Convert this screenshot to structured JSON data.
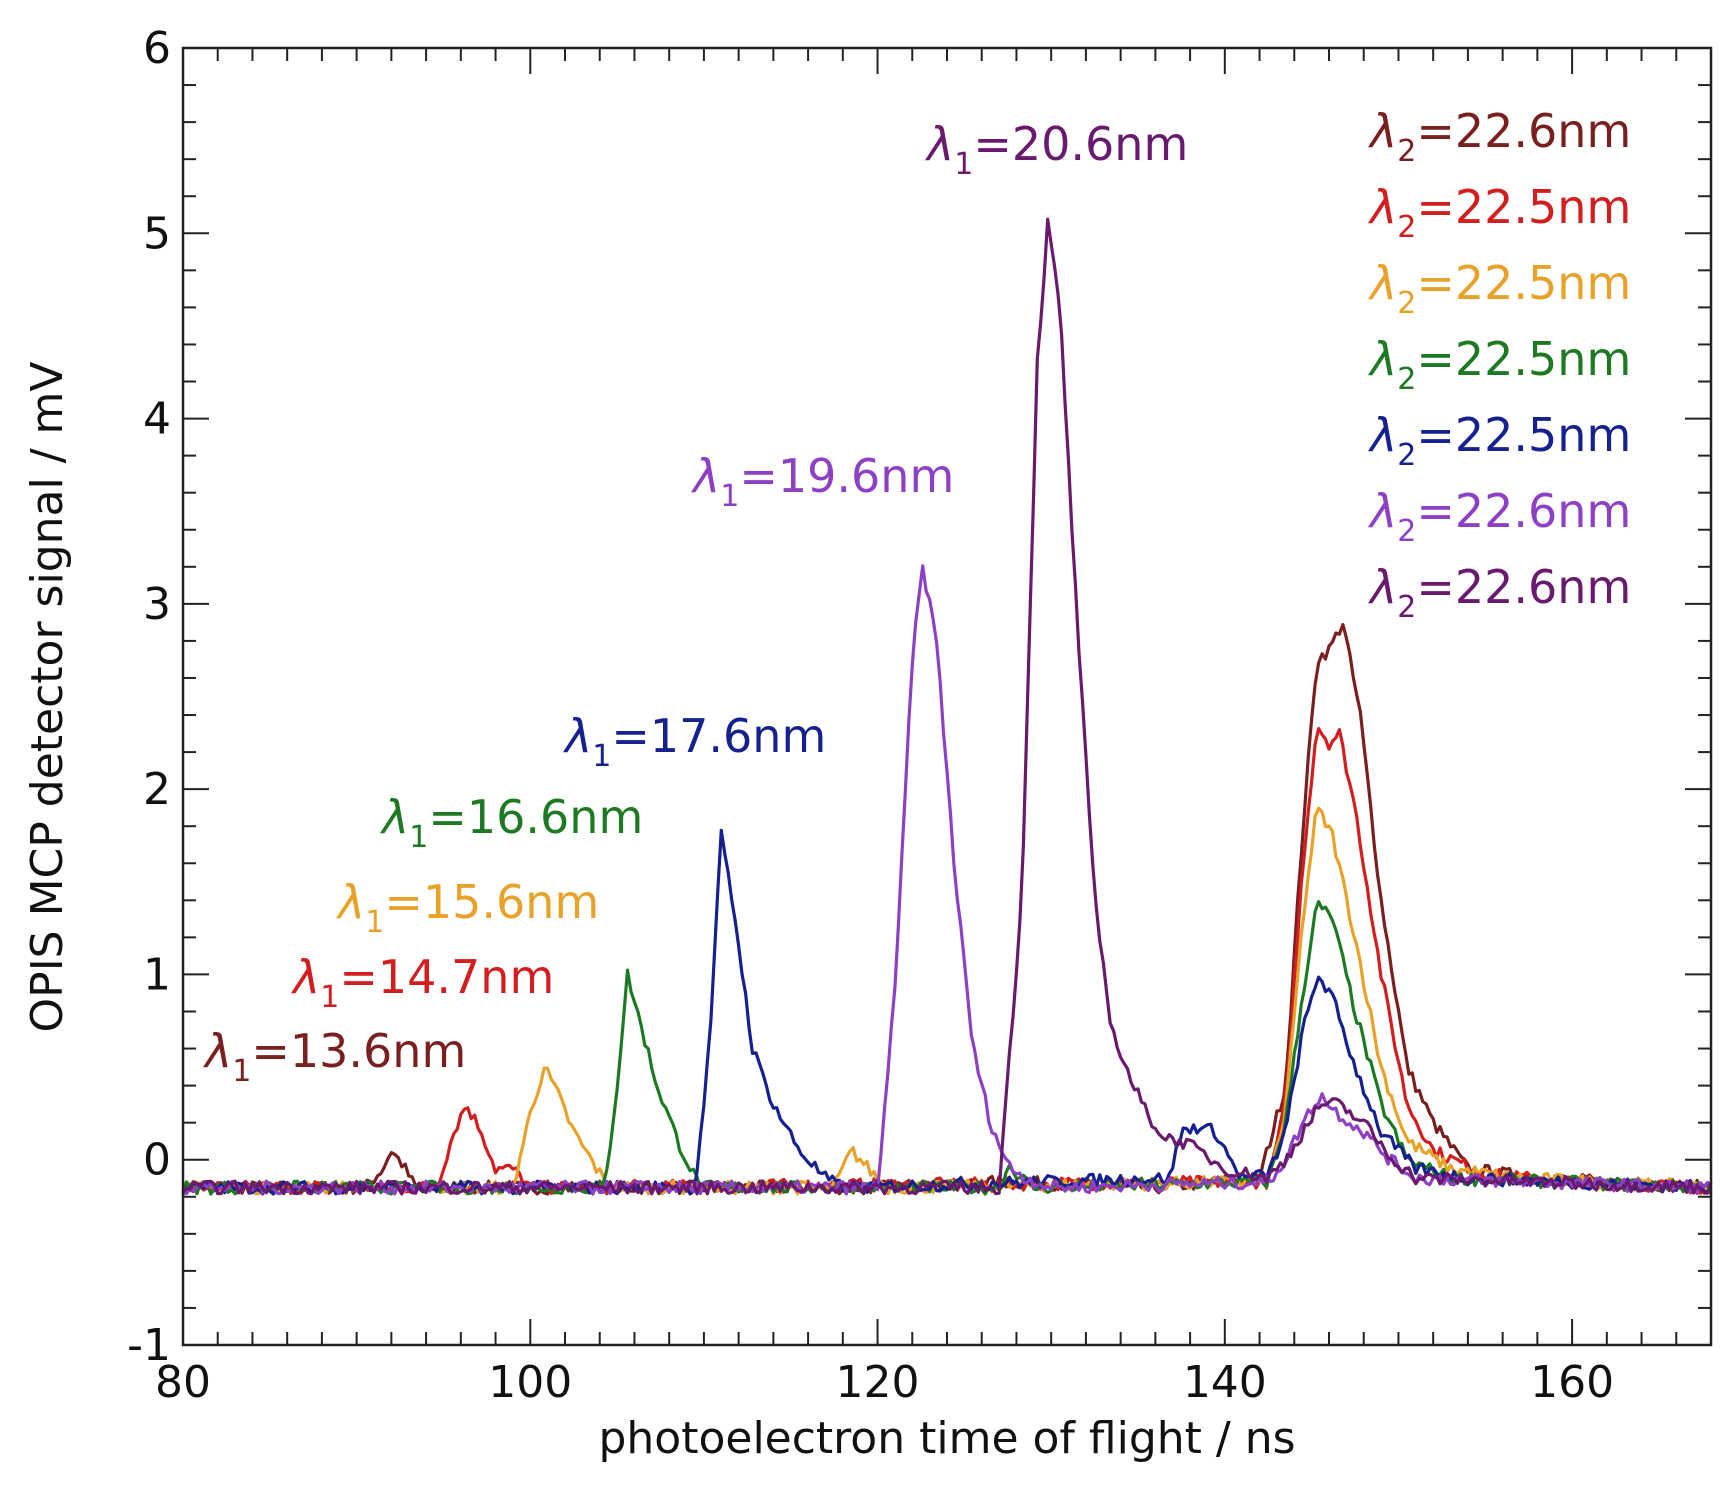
{
  "chart_data": {
    "type": "line",
    "xlabel": "photoelectron time of flight / ns",
    "ylabel": "OPIS MCP detector signal / mV",
    "xlim": [
      80,
      168
    ],
    "ylim": [
      -1,
      6
    ],
    "xticks": [
      "80",
      "100",
      "120",
      "140",
      "160"
    ],
    "yticks": [
      "-1",
      "0",
      "1",
      "2",
      "3",
      "4",
      "5",
      "6"
    ],
    "baseline_mV": -0.15,
    "series": [
      {
        "name": "λ1=13.6nm / λ2=22.6nm",
        "color": "#7a1f1f",
        "annotation": {
          "symbol": "λ",
          "sub": "1",
          "text": "=13.6nm"
        },
        "legend": {
          "symbol": "λ",
          "sub": "2",
          "text": "=22.6nm"
        },
        "points": [
          [
            80,
            -0.15
          ],
          [
            90.5,
            -0.15
          ],
          [
            91.5,
            -0.05
          ],
          [
            92,
            0.05
          ],
          [
            92.6,
            -0.02
          ],
          [
            93.4,
            -0.15
          ],
          [
            119,
            -0.15
          ],
          [
            127.5,
            -0.12
          ],
          [
            136,
            -0.15
          ],
          [
            142,
            -0.1
          ],
          [
            143.5,
            0.4
          ],
          [
            144.5,
            1.8
          ],
          [
            145.3,
            2.7
          ],
          [
            146,
            2.75
          ],
          [
            146.8,
            2.9
          ],
          [
            147.8,
            2.4
          ],
          [
            149,
            1.4
          ],
          [
            150.5,
            0.5
          ],
          [
            152,
            0.2
          ],
          [
            154,
            -0.05
          ],
          [
            158,
            -0.1
          ],
          [
            168,
            -0.15
          ]
        ]
      },
      {
        "name": "λ1=14.7nm / λ2=22.5nm",
        "color": "#d21e1e",
        "annotation": {
          "symbol": "λ",
          "sub": "1",
          "text": "=14.7nm"
        },
        "legend": {
          "symbol": "λ",
          "sub": "2",
          "text": "=22.5nm"
        },
        "points": [
          [
            80,
            -0.15
          ],
          [
            94.6,
            -0.15
          ],
          [
            95.6,
            0.15
          ],
          [
            96.3,
            0.3
          ],
          [
            97.2,
            0.15
          ],
          [
            98,
            -0.05
          ],
          [
            99,
            -0.05
          ],
          [
            100,
            -0.15
          ],
          [
            142.5,
            -0.12
          ],
          [
            143.5,
            0.3
          ],
          [
            144.5,
            1.6
          ],
          [
            145.3,
            2.35
          ],
          [
            146,
            2.25
          ],
          [
            146.6,
            2.3
          ],
          [
            147.5,
            1.9
          ],
          [
            149,
            1.0
          ],
          [
            150.5,
            0.3
          ],
          [
            152,
            0.05
          ],
          [
            155,
            -0.08
          ],
          [
            160,
            -0.12
          ],
          [
            168,
            -0.15
          ]
        ]
      },
      {
        "name": "λ1=15.6nm / λ2=22.5nm",
        "color": "#e8a22a",
        "annotation": {
          "symbol": "λ",
          "sub": "1",
          "text": "=15.6nm"
        },
        "legend": {
          "symbol": "λ",
          "sub": "2",
          "text": "=22.5nm"
        },
        "points": [
          [
            80,
            -0.15
          ],
          [
            99,
            -0.15
          ],
          [
            100,
            0.25
          ],
          [
            100.8,
            0.5
          ],
          [
            101.6,
            0.35
          ],
          [
            102.5,
            0.15
          ],
          [
            103.5,
            0.0
          ],
          [
            104.5,
            -0.15
          ],
          [
            117.5,
            -0.15
          ],
          [
            118.5,
            0.05
          ],
          [
            119.5,
            -0.05
          ],
          [
            120.5,
            -0.15
          ],
          [
            142.5,
            -0.12
          ],
          [
            143.5,
            0.25
          ],
          [
            144.5,
            1.3
          ],
          [
            145.3,
            1.9
          ],
          [
            146.2,
            1.75
          ],
          [
            147.5,
            1.2
          ],
          [
            149,
            0.5
          ],
          [
            150.5,
            0.1
          ],
          [
            153,
            -0.05
          ],
          [
            157,
            -0.1
          ],
          [
            168,
            -0.15
          ]
        ]
      },
      {
        "name": "λ1=16.6nm / λ2=22.5nm",
        "color": "#1d7a22",
        "annotation": {
          "symbol": "λ",
          "sub": "1",
          "text": "=16.6nm"
        },
        "legend": {
          "symbol": "λ",
          "sub": "2",
          "text": "=22.5nm"
        },
        "points": [
          [
            80,
            -0.15
          ],
          [
            104.3,
            -0.15
          ],
          [
            105,
            0.4
          ],
          [
            105.6,
            1.0
          ],
          [
            106.3,
            0.75
          ],
          [
            107.3,
            0.4
          ],
          [
            108.5,
            0.1
          ],
          [
            109.5,
            -0.1
          ],
          [
            110,
            -0.15
          ],
          [
            127,
            -0.15
          ],
          [
            127.6,
            -0.03
          ],
          [
            128.3,
            -0.1
          ],
          [
            129,
            -0.15
          ],
          [
            142.5,
            -0.12
          ],
          [
            143.5,
            0.2
          ],
          [
            144.5,
            0.9
          ],
          [
            145.3,
            1.38
          ],
          [
            146.2,
            1.3
          ],
          [
            147.5,
            0.8
          ],
          [
            149,
            0.3
          ],
          [
            150.5,
            0.0
          ],
          [
            153,
            -0.1
          ],
          [
            168,
            -0.15
          ]
        ]
      },
      {
        "name": "λ1=17.6nm / λ2=22.5nm",
        "color": "#16208f",
        "annotation": {
          "symbol": "λ",
          "sub": "1",
          "text": "=17.6nm"
        },
        "legend": {
          "symbol": "λ",
          "sub": "2",
          "text": "=22.5nm"
        },
        "points": [
          [
            80,
            -0.15
          ],
          [
            109.5,
            -0.15
          ],
          [
            110.3,
            0.6
          ],
          [
            111,
            1.75
          ],
          [
            111.8,
            1.3
          ],
          [
            112.8,
            0.6
          ],
          [
            114,
            0.3
          ],
          [
            115.5,
            0.05
          ],
          [
            117,
            -0.1
          ],
          [
            118,
            -0.15
          ],
          [
            136.8,
            -0.1
          ],
          [
            137.5,
            0.15
          ],
          [
            138.5,
            0.18
          ],
          [
            139.5,
            0.15
          ],
          [
            140.3,
            0.0
          ],
          [
            141,
            -0.1
          ],
          [
            142.5,
            -0.08
          ],
          [
            143.5,
            0.15
          ],
          [
            144.5,
            0.7
          ],
          [
            145.4,
            1.0
          ],
          [
            146.3,
            0.85
          ],
          [
            147.5,
            0.5
          ],
          [
            149,
            0.15
          ],
          [
            151,
            -0.05
          ],
          [
            154,
            -0.1
          ],
          [
            168,
            -0.15
          ]
        ]
      },
      {
        "name": "λ1=19.6nm / λ2=22.6nm",
        "color": "#8e40c4",
        "annotation": {
          "symbol": "λ",
          "sub": "1",
          "text": "=19.6nm"
        },
        "legend": {
          "symbol": "λ",
          "sub": "2",
          "text": "=22.6nm"
        },
        "points": [
          [
            80,
            -0.15
          ],
          [
            120,
            -0.15
          ],
          [
            121,
            0.9
          ],
          [
            122,
            2.7
          ],
          [
            122.6,
            3.2
          ],
          [
            123.4,
            2.8
          ],
          [
            124.5,
            1.5
          ],
          [
            125.5,
            0.6
          ],
          [
            126.5,
            0.2
          ],
          [
            127.5,
            -0.03
          ],
          [
            128.5,
            -0.1
          ],
          [
            130,
            -0.15
          ],
          [
            142.5,
            -0.12
          ],
          [
            143.5,
            0.0
          ],
          [
            144.5,
            0.2
          ],
          [
            145.5,
            0.35
          ],
          [
            146.5,
            0.25
          ],
          [
            148,
            0.15
          ],
          [
            149.5,
            0.0
          ],
          [
            151,
            -0.1
          ],
          [
            168,
            -0.15
          ]
        ]
      },
      {
        "name": "λ1=20.6nm / λ2=22.6nm",
        "color": "#6a1a6e",
        "annotation": {
          "symbol": "λ",
          "sub": "1",
          "text": "=20.6nm"
        },
        "legend": {
          "symbol": "λ",
          "sub": "2",
          "text": "=22.6nm"
        },
        "points": [
          [
            80,
            -0.15
          ],
          [
            127,
            -0.15
          ],
          [
            128.3,
            1.4
          ],
          [
            129.2,
            4.3
          ],
          [
            129.8,
            5.05
          ],
          [
            130.5,
            4.6
          ],
          [
            131.5,
            2.9
          ],
          [
            132.5,
            1.4
          ],
          [
            133.5,
            0.7
          ],
          [
            134.5,
            0.45
          ],
          [
            135.5,
            0.25
          ],
          [
            136.5,
            0.12
          ],
          [
            137.5,
            0.1
          ],
          [
            138.5,
            0.05
          ],
          [
            140,
            -0.05
          ],
          [
            142.5,
            -0.1
          ],
          [
            143.5,
            0.0
          ],
          [
            144.5,
            0.15
          ],
          [
            145.5,
            0.3
          ],
          [
            146.5,
            0.3
          ],
          [
            148,
            0.2
          ],
          [
            149.5,
            0.02
          ],
          [
            151,
            -0.1
          ],
          [
            168,
            -0.15
          ]
        ]
      }
    ]
  }
}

* [Task statement] Report the number of lines in the listing where the string "color" appears, and nothing besides.

* [The solution] 7